Stated goal:
Echo everything from the first of the lines below down to the line containing "footer logo: alamy: [51, 1080, 150, 1139]", copying each one unchanged and including both ends.

Extracted records:

■ ■ ■ ■

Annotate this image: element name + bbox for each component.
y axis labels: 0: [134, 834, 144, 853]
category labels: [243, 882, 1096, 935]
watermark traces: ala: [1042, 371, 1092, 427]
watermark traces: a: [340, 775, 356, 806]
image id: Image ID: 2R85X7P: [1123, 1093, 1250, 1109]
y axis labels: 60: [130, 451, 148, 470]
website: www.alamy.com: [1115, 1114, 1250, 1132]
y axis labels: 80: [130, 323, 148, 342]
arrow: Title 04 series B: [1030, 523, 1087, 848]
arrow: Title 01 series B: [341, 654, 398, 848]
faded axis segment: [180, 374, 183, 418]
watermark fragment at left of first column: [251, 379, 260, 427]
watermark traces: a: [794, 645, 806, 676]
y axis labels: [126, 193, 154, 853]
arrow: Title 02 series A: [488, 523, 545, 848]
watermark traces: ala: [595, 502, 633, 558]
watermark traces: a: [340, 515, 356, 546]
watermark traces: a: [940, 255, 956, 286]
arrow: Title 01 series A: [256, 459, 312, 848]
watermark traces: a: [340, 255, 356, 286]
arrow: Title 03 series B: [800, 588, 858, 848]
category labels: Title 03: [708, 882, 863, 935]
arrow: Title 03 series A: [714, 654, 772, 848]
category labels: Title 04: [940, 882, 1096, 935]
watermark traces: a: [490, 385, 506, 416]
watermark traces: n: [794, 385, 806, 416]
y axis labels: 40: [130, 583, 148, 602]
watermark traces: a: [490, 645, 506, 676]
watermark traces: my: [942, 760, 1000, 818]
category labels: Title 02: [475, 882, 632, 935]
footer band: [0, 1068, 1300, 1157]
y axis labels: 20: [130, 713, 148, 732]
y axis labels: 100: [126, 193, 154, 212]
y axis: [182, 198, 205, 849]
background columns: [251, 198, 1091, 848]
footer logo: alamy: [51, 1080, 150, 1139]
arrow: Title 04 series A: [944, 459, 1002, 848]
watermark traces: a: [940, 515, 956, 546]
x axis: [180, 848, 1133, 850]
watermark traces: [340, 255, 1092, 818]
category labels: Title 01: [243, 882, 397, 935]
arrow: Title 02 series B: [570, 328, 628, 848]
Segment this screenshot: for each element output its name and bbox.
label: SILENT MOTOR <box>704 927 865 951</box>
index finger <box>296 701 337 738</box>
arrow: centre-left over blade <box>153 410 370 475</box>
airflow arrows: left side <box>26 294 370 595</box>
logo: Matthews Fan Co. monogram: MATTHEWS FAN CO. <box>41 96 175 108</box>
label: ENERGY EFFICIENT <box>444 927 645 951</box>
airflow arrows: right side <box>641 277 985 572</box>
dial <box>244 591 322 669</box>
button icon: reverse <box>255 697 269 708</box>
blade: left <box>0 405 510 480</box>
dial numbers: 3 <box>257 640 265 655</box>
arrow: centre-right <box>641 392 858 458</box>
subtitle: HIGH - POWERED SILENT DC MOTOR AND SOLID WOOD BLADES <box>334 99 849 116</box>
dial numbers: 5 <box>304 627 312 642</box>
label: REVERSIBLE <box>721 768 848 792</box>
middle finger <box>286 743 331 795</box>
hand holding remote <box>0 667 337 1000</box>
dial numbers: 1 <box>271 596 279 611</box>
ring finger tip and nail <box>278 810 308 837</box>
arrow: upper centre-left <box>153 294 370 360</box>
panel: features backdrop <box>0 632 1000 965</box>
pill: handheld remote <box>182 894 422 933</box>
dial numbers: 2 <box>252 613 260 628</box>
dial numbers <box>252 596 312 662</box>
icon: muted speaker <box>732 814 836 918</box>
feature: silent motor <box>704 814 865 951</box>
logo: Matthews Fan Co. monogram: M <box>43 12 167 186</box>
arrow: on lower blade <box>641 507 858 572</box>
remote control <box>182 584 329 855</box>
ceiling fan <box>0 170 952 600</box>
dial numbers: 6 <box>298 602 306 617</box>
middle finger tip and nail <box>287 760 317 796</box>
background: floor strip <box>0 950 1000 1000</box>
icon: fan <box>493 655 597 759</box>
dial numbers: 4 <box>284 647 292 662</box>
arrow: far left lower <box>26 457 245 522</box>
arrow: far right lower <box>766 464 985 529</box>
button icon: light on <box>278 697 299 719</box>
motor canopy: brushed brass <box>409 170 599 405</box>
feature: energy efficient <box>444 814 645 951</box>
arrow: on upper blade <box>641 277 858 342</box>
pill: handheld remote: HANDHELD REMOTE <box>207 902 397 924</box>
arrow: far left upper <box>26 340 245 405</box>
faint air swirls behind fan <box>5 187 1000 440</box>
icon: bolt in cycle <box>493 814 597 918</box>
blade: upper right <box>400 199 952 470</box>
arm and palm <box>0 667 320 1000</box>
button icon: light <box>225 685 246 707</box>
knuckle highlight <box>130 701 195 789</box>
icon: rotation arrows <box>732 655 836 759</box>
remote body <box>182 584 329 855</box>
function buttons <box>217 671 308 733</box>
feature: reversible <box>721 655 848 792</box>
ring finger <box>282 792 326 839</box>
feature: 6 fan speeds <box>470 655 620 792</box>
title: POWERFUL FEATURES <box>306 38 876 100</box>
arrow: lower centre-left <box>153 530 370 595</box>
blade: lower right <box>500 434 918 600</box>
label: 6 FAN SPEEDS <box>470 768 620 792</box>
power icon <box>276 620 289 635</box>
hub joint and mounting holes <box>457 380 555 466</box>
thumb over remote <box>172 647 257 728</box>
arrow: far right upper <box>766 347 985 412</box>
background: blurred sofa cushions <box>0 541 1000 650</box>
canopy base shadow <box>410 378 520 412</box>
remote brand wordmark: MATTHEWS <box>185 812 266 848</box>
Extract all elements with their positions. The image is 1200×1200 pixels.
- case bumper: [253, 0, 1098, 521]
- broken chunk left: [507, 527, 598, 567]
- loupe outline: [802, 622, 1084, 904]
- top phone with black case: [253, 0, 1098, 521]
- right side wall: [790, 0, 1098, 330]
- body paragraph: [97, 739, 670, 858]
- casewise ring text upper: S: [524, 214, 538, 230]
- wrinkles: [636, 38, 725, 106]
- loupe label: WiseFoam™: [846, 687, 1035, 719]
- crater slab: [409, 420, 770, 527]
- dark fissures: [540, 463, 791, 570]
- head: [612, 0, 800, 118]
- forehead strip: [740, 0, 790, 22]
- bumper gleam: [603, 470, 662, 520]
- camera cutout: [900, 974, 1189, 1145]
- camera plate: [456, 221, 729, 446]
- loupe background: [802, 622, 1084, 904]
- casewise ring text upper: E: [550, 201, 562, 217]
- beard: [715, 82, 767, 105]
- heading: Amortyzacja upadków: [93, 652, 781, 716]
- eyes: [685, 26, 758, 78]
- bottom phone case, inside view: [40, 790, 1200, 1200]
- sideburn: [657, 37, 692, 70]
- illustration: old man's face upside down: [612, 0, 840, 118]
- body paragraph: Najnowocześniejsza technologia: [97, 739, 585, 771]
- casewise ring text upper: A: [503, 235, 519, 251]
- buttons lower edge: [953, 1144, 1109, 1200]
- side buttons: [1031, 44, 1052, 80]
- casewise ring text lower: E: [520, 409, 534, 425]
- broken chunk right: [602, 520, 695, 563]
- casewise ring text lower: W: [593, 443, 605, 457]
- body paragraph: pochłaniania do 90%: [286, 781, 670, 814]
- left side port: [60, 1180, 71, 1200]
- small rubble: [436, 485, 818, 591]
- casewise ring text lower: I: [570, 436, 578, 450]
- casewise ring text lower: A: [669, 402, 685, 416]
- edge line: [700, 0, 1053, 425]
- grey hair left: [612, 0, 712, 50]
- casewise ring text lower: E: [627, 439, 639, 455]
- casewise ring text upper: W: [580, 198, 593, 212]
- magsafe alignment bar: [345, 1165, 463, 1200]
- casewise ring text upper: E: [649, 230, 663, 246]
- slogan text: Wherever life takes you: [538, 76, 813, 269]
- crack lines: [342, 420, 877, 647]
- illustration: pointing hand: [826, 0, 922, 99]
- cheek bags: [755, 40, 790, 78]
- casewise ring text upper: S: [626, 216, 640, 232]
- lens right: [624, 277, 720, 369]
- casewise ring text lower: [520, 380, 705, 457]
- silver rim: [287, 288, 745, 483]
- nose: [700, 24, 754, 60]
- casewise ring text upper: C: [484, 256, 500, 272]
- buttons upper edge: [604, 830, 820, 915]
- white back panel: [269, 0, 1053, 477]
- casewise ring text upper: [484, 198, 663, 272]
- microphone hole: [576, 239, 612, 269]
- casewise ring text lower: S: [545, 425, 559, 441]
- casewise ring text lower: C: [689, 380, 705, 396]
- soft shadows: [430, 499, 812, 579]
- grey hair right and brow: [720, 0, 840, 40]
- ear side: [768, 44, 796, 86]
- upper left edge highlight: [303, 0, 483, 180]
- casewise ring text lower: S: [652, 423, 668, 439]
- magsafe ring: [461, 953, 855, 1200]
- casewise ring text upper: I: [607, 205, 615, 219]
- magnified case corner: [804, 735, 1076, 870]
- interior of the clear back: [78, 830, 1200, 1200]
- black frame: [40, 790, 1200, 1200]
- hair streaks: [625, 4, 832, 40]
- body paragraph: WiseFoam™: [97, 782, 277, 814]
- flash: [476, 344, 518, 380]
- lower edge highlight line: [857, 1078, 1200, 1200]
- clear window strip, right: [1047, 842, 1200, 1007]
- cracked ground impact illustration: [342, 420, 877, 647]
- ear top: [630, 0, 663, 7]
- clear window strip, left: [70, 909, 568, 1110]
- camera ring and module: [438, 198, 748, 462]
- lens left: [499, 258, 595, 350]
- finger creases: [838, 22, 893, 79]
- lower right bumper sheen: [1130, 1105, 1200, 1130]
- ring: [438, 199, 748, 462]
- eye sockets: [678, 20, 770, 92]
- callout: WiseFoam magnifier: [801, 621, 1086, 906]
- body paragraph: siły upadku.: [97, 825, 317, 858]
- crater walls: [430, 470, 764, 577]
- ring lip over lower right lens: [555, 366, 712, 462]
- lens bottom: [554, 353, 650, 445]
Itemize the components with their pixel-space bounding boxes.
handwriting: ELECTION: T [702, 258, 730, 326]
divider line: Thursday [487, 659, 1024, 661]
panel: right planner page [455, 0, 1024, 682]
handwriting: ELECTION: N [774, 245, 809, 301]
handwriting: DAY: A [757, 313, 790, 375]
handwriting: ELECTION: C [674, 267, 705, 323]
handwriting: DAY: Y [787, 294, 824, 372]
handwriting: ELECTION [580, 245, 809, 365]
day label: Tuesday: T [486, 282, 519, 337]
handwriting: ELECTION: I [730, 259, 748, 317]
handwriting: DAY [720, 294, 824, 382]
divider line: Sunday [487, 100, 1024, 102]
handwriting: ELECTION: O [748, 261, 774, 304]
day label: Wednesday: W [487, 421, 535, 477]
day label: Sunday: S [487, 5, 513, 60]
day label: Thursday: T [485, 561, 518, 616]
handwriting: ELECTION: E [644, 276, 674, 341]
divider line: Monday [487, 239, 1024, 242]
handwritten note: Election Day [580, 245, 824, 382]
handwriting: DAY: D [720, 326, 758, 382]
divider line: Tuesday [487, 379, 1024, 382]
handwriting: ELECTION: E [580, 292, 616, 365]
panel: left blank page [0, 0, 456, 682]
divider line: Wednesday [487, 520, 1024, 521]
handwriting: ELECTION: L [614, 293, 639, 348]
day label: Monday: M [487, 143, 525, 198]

■ ■ ■ ■

Response:
Annotate this image: element name + bbox for each component.
y axis labels: 0: [134, 834, 144, 853]
category labels: [243, 882, 1096, 935]
watermark traces: ala: [1042, 371, 1092, 427]
watermark traces: a: [340, 775, 356, 806]
image id: Image ID: 2R85X7P: [1123, 1093, 1250, 1109]
y axis labels: 60: [130, 451, 148, 470]
website: www.alamy.com: [1115, 1114, 1250, 1132]
y axis labels: 80: [130, 323, 148, 342]
arrow: Title 04 series B: [1030, 523, 1087, 848]
arrow: Title 01 series B: [341, 654, 398, 848]
faded axis segment: [180, 374, 183, 418]
watermark fragment at left of first column: [251, 379, 260, 427]
watermark traces: a: [794, 645, 806, 676]
y axis labels: [126, 193, 154, 853]
arrow: Title 02 series A: [488, 523, 545, 848]
watermark traces: ala: [595, 502, 633, 558]
watermark traces: a: [340, 515, 356, 546]
watermark traces: a: [940, 255, 956, 286]
arrow: Title 01 series A: [256, 459, 312, 848]
watermark traces: a: [340, 255, 356, 286]
arrow: Title 03 series B: [800, 588, 858, 848]
category labels: Title 03: [708, 882, 863, 935]
arrow: Title 03 series A: [714, 654, 772, 848]
category labels: Title 04: [940, 882, 1096, 935]
watermark traces: a: [490, 385, 506, 416]
watermark traces: n: [794, 385, 806, 416]
y axis labels: 40: [130, 583, 148, 602]
watermark traces: a: [490, 645, 506, 676]
watermark traces: my: [942, 760, 1000, 818]
category labels: Title 02: [475, 882, 632, 935]
footer band: [0, 1068, 1300, 1157]
y axis labels: 20: [130, 713, 148, 732]
y axis labels: 100: [126, 193, 154, 212]
y axis: [182, 198, 205, 849]
background columns: [251, 198, 1091, 848]
footer logo: alamy: [51, 1080, 150, 1139]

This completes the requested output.